Entries with figure data:
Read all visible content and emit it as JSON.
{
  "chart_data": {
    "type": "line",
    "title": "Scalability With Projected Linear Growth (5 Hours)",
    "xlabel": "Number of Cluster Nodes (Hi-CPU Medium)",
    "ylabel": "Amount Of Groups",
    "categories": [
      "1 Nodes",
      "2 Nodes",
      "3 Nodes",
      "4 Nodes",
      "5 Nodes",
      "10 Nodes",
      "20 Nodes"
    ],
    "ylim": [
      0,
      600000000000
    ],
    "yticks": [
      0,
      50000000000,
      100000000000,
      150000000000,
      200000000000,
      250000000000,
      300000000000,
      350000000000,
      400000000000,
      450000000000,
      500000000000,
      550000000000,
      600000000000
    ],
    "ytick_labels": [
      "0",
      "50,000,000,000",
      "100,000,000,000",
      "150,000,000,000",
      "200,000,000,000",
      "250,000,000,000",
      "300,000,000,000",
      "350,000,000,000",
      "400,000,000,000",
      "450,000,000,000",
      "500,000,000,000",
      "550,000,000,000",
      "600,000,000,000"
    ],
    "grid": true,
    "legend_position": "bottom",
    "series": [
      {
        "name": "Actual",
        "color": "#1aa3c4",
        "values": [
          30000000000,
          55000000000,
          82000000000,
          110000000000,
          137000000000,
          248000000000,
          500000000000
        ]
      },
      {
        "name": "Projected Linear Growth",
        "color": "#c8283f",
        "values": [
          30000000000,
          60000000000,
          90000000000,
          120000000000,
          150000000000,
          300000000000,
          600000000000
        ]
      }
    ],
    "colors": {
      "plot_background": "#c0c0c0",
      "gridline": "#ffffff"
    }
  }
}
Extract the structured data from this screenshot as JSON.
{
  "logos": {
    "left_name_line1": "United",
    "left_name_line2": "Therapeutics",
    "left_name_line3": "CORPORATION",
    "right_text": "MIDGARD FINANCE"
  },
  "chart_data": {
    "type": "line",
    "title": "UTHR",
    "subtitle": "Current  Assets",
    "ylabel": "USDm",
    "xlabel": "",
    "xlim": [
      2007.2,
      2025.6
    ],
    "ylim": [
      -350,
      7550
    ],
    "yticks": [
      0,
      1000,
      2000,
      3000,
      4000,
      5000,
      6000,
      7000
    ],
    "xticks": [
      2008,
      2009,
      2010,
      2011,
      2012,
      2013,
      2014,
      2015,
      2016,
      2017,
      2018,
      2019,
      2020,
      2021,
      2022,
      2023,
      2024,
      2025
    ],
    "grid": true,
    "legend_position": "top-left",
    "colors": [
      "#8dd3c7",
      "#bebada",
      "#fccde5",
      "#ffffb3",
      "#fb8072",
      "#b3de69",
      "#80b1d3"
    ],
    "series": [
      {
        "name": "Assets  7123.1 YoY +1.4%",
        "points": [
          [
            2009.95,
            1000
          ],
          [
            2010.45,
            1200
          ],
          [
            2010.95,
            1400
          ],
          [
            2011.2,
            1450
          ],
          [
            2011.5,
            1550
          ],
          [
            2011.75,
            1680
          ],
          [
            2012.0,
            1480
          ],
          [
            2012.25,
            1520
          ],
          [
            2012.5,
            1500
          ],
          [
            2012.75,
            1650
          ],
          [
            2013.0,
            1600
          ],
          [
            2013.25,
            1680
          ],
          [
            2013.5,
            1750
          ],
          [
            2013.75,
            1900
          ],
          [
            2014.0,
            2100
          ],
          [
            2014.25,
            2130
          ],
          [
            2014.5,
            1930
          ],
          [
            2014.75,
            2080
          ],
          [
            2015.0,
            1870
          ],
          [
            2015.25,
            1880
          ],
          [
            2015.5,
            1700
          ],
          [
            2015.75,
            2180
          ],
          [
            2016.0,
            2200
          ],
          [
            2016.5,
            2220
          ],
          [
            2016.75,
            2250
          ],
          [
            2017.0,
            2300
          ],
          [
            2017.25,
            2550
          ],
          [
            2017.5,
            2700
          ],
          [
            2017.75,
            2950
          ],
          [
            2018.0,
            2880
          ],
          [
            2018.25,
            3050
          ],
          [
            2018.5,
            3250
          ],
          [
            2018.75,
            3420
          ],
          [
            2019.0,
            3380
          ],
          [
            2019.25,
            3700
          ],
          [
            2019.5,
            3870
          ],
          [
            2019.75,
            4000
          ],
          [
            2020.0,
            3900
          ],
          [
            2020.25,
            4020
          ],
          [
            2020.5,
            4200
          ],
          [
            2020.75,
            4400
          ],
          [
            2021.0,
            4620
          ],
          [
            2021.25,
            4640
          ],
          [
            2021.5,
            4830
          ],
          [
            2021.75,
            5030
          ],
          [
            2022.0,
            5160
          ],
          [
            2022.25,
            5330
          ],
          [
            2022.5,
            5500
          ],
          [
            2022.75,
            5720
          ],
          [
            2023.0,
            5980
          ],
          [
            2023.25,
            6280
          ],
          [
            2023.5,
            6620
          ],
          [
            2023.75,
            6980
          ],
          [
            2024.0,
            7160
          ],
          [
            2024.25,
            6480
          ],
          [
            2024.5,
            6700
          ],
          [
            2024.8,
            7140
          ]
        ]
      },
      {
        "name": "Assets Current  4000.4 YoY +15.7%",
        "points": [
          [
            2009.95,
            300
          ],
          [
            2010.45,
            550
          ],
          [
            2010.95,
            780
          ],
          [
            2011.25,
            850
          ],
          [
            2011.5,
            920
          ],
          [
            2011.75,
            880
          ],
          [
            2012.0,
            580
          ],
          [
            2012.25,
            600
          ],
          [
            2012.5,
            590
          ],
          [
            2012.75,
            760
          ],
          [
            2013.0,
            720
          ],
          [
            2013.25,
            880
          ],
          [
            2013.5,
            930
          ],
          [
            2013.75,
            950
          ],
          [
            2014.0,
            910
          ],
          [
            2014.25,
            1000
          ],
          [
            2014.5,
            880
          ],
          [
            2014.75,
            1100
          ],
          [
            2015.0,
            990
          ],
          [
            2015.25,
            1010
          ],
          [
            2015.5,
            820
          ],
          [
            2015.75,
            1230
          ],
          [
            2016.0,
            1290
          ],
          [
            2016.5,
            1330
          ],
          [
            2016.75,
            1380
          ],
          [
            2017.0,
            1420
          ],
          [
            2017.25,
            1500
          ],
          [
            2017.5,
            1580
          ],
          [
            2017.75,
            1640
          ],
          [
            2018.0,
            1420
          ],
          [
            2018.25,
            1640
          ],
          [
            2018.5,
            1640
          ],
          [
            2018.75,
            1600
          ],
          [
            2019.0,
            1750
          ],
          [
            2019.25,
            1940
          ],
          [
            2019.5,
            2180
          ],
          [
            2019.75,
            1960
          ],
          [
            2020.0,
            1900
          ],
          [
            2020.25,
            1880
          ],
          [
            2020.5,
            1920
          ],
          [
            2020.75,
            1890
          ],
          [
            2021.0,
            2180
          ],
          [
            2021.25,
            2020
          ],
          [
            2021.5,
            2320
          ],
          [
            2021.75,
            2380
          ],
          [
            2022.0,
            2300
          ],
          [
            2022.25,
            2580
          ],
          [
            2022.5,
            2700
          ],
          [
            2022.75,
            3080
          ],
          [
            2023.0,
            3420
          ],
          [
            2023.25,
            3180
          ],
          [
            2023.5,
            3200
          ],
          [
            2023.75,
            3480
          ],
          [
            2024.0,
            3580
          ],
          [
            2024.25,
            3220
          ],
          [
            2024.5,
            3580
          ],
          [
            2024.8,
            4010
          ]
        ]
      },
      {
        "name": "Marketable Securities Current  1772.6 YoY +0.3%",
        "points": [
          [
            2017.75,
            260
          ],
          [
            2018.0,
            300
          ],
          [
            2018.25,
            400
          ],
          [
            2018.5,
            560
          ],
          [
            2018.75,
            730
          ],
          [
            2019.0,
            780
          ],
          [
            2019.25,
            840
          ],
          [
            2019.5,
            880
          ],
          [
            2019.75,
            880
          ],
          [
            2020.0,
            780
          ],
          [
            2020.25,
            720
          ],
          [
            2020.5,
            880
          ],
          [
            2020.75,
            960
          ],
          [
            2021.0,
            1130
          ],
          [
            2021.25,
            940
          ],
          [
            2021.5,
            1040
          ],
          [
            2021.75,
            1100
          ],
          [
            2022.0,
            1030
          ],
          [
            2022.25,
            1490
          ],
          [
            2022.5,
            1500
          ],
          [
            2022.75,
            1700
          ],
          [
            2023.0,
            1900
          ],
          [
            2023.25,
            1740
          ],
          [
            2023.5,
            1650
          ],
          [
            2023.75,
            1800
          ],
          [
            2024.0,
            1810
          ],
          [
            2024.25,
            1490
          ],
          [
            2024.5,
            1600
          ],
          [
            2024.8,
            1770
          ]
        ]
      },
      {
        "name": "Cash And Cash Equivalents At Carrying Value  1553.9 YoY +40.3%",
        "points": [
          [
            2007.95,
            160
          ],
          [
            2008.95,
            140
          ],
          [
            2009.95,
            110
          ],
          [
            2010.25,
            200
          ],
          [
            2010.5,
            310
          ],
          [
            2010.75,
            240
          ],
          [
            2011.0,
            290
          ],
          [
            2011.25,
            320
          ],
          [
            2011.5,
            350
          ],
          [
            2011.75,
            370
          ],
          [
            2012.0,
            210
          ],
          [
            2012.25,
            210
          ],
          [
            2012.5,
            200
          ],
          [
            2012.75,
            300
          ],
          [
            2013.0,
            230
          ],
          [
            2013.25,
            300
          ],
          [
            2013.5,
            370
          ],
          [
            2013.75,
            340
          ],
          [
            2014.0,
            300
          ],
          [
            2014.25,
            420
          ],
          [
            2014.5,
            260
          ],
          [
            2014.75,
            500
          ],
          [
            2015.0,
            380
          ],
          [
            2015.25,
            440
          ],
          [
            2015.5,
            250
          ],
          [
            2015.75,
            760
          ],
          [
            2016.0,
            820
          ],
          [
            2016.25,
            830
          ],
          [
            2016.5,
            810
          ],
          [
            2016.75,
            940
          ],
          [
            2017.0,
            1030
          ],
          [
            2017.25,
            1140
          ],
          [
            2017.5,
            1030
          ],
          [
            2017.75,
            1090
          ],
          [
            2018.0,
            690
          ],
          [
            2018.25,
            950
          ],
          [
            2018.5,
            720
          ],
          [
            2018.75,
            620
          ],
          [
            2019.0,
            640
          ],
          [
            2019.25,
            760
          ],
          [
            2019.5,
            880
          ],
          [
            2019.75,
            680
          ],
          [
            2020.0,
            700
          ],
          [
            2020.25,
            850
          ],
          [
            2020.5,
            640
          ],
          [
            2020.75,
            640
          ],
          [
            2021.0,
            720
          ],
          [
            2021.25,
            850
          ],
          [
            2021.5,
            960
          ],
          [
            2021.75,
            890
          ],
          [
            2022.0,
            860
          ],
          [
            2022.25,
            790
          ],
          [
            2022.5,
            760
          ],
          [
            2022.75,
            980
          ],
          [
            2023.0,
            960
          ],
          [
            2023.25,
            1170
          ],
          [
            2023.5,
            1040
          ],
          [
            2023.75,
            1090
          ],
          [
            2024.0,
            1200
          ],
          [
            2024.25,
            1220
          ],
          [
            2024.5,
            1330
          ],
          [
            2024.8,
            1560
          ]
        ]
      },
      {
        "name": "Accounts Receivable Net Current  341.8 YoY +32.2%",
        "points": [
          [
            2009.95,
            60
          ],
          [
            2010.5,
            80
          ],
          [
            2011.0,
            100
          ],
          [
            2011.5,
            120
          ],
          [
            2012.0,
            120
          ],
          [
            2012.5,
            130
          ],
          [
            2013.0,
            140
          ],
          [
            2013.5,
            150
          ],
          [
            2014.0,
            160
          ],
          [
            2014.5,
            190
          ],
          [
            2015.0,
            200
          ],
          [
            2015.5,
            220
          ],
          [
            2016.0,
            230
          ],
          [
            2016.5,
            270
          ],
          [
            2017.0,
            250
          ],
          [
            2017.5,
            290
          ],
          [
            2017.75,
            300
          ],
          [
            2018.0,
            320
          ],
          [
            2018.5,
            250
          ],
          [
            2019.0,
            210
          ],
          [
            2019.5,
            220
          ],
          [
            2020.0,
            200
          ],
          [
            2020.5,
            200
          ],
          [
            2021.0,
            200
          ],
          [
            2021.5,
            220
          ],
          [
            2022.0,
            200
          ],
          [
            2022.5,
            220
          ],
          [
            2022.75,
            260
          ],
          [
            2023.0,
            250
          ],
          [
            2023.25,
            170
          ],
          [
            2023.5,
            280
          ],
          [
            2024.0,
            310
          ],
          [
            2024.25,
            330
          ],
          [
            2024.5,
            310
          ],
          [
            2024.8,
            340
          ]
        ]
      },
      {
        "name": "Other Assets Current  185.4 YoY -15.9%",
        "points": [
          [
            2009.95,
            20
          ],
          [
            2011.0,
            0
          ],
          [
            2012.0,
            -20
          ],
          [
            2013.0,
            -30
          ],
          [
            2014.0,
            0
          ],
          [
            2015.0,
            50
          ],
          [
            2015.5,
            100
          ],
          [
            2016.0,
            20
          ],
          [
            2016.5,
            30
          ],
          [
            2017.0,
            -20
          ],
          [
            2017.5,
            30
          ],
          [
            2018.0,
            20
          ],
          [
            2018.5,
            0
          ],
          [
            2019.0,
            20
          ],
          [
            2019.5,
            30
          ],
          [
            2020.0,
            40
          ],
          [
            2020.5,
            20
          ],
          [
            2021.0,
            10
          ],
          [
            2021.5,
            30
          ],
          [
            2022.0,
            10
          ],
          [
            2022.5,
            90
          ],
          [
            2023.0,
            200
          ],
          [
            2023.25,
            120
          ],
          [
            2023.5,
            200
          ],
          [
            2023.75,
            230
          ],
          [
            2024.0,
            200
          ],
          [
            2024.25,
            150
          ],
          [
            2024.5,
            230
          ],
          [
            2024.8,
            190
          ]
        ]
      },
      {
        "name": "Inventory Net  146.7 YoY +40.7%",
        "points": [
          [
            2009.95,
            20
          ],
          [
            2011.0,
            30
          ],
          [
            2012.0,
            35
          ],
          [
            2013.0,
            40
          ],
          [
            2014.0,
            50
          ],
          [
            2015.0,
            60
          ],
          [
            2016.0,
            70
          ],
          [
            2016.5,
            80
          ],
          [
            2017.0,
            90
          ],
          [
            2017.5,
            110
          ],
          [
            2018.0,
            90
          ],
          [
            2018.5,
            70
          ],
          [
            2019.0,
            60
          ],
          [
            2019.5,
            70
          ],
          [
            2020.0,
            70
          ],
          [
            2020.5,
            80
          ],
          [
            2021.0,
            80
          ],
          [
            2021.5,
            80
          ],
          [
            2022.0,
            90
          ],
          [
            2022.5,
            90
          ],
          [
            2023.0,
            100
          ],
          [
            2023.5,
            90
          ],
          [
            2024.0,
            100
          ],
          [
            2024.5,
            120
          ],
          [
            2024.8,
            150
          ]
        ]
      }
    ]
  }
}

Stated problem => Reply with nothing but the number of lines in the data above that contain "Projected".

Response => 2